## Written task
Give every line below again, exactly.

(Data extracted from a collection)
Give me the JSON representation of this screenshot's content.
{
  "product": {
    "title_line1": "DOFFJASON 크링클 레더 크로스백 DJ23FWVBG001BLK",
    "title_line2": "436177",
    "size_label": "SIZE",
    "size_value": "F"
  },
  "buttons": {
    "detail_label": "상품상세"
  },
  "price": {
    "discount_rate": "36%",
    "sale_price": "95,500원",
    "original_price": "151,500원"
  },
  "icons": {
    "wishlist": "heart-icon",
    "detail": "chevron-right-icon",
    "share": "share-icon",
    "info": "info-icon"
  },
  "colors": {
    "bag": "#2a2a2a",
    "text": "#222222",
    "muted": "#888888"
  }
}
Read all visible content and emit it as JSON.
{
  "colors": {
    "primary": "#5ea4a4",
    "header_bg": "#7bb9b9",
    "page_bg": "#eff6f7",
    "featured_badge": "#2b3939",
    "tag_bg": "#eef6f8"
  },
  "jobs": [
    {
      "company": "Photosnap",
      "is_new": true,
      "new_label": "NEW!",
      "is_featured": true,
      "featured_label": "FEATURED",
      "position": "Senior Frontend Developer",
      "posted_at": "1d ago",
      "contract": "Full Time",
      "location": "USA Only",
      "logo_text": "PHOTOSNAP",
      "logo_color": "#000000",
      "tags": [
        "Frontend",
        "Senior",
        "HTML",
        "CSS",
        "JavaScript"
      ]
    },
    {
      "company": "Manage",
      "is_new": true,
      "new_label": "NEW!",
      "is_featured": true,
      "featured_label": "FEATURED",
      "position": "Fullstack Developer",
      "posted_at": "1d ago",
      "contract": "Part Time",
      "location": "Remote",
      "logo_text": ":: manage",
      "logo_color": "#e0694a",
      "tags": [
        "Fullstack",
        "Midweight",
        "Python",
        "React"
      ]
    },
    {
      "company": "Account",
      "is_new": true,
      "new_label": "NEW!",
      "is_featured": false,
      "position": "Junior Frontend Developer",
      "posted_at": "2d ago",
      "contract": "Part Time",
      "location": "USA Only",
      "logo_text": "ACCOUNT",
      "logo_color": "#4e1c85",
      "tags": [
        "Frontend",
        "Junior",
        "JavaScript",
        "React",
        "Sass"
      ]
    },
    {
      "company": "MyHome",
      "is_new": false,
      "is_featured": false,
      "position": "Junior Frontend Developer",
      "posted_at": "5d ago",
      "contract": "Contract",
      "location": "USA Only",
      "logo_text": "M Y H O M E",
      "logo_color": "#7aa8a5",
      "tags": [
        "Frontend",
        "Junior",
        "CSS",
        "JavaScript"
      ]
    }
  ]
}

## Final answer
Give me the JSON representation of this screenshot's content.
{
  "product": {
    "title_line1": "DOFFJASON 크링클 레더 크로스백 DJ23FWVBG001BLK",
    "title_line2": "436177",
    "size_label": "SIZE",
    "size_value": "F"
  },
  "buttons": {
    "detail_label": "상품상세"
  },
  "price": {
    "discount_rate": "36%",
    "sale_price": "95,500원",
    "original_price": "151,500원"
  },
  "icons": {
    "wishlist": "heart-icon",
    "detail": "chevron-right-icon",
    "share": "share-icon",
    "info": "info-icon"
  },
  "colors": {
    "bag": "#2a2a2a",
    "text": "#222222",
    "muted": "#888888"
  }
}
Read all visible content and emit it as JSON.
{
  "colors": {
    "primary": "#5ea4a4",
    "header_bg": "#7bb9b9",
    "page_bg": "#eff6f7",
    "featured_badge": "#2b3939",
    "tag_bg": "#eef6f8"
  },
  "jobs": [
    {
      "company": "Photosnap",
      "is_new": true,
      "new_label": "NEW!",
      "is_featured": true,
      "featured_label": "FEATURED",
      "position": "Senior Frontend Developer",
      "posted_at": "1d ago",
      "contract": "Full Time",
      "location": "USA Only",
      "logo_text": "PHOTOSNAP",
      "logo_color": "#000000",
      "tags": [
        "Frontend",
        "Senior",
        "HTML",
        "CSS",
        "JavaScript"
      ]
    },
    {
      "company": "Manage",
      "is_new": true,
      "new_label": "NEW!",
      "is_featured": true,
      "featured_label": "FEATURED",
      "position": "Fullstack Developer",
      "posted_at": "1d ago",
      "contract": "Part Time",
      "location": "Remote",
      "logo_text": ":: manage",
      "logo_color": "#e0694a",
      "tags": [
        "Fullstack",
        "Midweight",
        "Python",
        "React"
      ]
    },
    {
      "company": "Account",
      "is_new": true,
      "new_label": "NEW!",
      "is_featured": false,
      "position": "Junior Frontend Developer",
      "posted_at": "2d ago",
      "contract": "Part Time",
      "location": "USA Only",
      "logo_text": "ACCOUNT",
      "logo_color": "#4e1c85",
      "tags": [
        "Frontend",
        "Junior",
        "JavaScript",
        "React",
        "Sass"
      ]
    },
    {
      "company": "MyHome",
      "is_new": false,
      "is_featured": false,
      "position": "Junior Frontend Developer",
      "posted_at": "5d ago",
      "contract": "Contract",
      "location": "USA Only",
      "logo_text": "M Y H O M E",
      "logo_color": "#7aa8a5",
      "tags": [
        "Frontend",
        "Junior",
        "CSS",
        "JavaScript"
      ]
    }
  ]
}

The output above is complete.